[Records from a collection]
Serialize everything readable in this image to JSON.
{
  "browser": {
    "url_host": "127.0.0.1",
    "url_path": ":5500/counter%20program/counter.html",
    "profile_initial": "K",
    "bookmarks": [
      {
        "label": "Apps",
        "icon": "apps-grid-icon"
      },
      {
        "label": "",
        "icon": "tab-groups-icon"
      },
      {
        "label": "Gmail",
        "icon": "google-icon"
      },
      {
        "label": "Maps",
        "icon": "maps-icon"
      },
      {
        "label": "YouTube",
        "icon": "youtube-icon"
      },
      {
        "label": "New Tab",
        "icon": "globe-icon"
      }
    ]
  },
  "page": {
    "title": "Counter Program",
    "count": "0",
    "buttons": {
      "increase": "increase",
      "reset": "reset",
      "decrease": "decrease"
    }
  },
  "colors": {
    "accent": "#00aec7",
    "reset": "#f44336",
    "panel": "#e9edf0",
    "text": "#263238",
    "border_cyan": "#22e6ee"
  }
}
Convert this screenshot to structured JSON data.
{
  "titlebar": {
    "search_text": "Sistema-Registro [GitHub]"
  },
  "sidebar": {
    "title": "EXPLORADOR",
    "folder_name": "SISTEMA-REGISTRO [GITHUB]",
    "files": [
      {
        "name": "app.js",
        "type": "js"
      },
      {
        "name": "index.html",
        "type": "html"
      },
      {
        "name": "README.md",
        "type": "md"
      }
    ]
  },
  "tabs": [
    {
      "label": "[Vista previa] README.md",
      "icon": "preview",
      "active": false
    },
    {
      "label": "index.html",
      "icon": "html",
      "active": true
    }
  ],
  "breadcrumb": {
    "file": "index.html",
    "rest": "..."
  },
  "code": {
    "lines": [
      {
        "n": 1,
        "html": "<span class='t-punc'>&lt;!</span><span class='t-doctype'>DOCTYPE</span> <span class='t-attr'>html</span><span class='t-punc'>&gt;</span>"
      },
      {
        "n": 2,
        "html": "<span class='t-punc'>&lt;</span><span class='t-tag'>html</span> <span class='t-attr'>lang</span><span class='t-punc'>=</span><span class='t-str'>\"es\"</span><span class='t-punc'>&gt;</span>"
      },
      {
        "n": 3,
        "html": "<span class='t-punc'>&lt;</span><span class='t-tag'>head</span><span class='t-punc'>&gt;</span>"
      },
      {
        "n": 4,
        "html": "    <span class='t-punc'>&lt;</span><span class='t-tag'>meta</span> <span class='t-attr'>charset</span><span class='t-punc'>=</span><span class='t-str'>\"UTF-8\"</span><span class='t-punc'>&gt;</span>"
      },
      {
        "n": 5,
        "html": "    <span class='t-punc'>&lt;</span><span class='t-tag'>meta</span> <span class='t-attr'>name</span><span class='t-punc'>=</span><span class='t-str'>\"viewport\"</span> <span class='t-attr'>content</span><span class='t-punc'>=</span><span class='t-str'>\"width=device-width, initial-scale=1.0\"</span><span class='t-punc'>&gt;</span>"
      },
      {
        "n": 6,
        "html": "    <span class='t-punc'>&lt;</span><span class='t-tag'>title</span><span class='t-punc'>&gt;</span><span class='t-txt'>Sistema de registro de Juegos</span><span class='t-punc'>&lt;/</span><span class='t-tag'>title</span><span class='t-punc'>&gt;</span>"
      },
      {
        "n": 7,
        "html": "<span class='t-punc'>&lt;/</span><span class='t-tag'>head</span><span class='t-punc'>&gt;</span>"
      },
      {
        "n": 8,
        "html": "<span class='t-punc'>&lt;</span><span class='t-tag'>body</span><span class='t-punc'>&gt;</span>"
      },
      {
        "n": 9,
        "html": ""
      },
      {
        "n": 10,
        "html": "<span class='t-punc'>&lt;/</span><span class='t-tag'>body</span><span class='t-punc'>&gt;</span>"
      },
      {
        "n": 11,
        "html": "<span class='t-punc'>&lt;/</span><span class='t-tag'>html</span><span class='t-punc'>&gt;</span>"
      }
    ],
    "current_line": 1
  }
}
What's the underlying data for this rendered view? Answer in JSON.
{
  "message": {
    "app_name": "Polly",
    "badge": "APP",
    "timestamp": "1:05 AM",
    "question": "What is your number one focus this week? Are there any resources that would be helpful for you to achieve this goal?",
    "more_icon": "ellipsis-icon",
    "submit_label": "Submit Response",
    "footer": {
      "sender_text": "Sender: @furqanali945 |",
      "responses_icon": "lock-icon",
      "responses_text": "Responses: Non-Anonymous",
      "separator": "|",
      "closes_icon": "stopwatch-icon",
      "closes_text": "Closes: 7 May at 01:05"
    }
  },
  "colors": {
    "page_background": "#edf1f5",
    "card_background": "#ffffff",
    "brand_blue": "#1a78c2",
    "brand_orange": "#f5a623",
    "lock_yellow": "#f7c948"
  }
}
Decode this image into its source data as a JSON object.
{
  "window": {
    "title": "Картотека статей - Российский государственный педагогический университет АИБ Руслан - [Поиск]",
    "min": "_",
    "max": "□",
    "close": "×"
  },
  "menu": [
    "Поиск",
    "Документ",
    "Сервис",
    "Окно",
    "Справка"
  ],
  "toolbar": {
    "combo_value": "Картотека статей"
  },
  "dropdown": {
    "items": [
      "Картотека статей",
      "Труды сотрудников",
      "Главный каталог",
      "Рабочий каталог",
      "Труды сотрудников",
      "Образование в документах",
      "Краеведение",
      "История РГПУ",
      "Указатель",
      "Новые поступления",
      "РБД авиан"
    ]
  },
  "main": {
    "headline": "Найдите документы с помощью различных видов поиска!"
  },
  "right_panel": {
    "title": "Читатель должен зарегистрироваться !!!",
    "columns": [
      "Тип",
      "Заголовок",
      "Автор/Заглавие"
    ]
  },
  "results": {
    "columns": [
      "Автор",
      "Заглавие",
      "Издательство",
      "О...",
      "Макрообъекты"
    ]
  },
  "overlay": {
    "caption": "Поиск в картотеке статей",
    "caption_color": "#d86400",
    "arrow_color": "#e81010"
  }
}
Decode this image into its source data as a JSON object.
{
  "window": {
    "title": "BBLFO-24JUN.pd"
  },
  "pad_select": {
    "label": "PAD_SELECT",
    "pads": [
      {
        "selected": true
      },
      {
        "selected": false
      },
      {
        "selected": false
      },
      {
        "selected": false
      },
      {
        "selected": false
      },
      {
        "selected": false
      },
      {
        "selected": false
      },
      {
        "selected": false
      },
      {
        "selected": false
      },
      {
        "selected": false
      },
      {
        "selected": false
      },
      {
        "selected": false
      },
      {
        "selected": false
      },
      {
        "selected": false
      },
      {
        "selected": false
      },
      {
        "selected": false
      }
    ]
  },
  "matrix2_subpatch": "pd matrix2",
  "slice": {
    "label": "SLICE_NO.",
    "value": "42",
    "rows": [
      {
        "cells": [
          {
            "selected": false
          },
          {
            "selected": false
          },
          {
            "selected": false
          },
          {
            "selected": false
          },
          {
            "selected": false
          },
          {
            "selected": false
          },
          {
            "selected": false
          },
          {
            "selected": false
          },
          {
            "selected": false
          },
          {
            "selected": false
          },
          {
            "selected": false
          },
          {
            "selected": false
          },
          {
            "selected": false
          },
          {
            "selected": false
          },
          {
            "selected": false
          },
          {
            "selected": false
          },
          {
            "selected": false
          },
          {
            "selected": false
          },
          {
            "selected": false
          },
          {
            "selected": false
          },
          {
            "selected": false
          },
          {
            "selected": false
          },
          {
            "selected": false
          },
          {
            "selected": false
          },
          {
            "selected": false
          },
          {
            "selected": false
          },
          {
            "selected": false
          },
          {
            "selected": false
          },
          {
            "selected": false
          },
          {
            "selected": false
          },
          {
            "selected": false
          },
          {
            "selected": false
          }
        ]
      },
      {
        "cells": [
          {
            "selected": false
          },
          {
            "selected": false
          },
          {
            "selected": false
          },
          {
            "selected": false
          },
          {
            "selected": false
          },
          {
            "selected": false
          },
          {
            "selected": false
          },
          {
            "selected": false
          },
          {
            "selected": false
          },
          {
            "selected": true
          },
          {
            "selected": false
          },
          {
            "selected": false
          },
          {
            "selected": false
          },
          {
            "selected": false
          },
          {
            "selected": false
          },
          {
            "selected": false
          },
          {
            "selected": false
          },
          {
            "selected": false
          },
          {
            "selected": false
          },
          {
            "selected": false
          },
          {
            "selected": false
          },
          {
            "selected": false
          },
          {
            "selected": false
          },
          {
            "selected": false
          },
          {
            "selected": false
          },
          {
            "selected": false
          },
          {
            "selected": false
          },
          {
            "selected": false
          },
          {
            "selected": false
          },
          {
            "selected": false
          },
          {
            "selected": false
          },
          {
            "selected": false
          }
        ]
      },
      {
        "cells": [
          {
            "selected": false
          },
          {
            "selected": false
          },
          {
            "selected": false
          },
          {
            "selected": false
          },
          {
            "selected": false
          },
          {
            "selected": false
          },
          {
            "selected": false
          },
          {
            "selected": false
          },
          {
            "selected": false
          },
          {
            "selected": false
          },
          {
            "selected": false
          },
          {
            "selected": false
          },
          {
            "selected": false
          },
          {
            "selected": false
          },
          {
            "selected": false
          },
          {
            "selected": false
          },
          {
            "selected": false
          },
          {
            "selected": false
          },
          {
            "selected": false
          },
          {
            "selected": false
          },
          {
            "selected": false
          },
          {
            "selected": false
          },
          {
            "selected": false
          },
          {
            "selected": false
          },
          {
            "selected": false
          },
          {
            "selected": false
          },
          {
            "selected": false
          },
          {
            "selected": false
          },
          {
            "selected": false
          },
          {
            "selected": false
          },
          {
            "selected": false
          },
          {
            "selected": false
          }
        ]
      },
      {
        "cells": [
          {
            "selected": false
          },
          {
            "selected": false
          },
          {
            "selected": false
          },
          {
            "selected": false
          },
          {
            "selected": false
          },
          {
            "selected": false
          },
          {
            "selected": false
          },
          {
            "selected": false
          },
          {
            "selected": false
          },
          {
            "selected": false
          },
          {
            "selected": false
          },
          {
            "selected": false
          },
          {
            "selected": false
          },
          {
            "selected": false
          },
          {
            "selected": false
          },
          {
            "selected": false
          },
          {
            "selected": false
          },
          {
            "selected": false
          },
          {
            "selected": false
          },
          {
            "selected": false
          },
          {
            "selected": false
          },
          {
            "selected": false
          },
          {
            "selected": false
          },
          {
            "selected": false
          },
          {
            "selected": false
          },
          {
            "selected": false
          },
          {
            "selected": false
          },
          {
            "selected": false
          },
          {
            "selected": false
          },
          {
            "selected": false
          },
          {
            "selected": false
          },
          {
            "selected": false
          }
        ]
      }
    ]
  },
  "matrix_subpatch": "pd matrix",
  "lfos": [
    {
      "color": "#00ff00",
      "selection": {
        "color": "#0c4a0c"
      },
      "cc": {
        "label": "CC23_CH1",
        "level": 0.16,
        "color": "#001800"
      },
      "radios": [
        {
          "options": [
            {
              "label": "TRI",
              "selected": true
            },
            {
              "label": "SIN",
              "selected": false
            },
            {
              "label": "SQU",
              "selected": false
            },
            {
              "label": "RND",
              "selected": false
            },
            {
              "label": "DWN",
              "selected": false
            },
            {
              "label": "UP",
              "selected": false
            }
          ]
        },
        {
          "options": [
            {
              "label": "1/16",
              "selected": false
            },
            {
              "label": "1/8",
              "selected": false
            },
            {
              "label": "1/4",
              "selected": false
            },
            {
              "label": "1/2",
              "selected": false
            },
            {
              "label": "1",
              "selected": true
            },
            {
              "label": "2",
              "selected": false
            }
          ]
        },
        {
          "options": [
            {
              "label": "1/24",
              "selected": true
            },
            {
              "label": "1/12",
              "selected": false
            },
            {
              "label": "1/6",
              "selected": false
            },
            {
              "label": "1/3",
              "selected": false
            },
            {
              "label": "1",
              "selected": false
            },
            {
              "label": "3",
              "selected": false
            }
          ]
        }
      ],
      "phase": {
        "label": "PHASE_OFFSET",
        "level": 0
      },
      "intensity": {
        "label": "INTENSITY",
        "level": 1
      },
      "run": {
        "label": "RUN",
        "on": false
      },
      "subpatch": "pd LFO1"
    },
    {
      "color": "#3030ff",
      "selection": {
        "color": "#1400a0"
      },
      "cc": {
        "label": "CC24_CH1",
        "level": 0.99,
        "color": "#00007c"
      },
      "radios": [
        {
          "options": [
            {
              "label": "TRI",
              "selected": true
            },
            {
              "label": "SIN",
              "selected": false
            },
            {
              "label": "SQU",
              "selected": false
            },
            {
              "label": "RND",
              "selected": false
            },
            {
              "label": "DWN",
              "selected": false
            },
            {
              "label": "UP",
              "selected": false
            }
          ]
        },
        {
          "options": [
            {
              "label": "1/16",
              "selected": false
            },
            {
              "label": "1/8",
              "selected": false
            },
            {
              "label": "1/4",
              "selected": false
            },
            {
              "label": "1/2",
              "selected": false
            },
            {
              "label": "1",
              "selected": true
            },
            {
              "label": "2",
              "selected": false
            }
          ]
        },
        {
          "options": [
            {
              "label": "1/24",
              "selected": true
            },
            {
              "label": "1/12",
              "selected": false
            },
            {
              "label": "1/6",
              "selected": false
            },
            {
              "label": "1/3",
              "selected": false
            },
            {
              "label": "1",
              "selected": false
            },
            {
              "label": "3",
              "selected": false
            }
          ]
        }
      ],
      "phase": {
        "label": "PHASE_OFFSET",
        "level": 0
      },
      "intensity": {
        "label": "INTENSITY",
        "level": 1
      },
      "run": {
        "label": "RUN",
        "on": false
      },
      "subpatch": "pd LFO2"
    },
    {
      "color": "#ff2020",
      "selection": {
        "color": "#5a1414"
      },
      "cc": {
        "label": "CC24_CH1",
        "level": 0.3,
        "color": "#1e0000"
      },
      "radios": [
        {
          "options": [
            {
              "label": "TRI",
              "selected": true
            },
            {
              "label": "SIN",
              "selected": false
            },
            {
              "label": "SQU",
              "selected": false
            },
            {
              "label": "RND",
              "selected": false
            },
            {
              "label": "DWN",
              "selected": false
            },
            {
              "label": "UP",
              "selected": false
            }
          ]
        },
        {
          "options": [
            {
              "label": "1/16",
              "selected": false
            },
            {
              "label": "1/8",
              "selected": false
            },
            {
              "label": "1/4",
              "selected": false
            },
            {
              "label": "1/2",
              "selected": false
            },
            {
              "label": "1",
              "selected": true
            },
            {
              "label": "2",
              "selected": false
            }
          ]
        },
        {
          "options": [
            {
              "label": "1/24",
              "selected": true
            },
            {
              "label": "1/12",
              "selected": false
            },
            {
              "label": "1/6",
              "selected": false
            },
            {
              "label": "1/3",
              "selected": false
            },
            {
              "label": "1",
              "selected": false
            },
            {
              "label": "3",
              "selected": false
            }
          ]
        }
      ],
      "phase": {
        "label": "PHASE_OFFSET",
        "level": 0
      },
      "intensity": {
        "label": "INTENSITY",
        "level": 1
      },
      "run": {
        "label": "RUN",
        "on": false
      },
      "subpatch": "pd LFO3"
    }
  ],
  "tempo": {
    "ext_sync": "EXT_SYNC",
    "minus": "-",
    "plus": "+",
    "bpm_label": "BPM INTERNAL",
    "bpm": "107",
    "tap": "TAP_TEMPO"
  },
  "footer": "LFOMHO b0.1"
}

**TASK DIRECTIONS**:
Gather up the lines containing the word "data" from these records and copy them.

**THE COMPLETED TASK**:
Convert this screenshot to structured JSON data.
What's the underlying data for this rendered view? Answer in JSON.
Decode this image into its source data as a JSON object.
Decode this image into its source data as a JSON object.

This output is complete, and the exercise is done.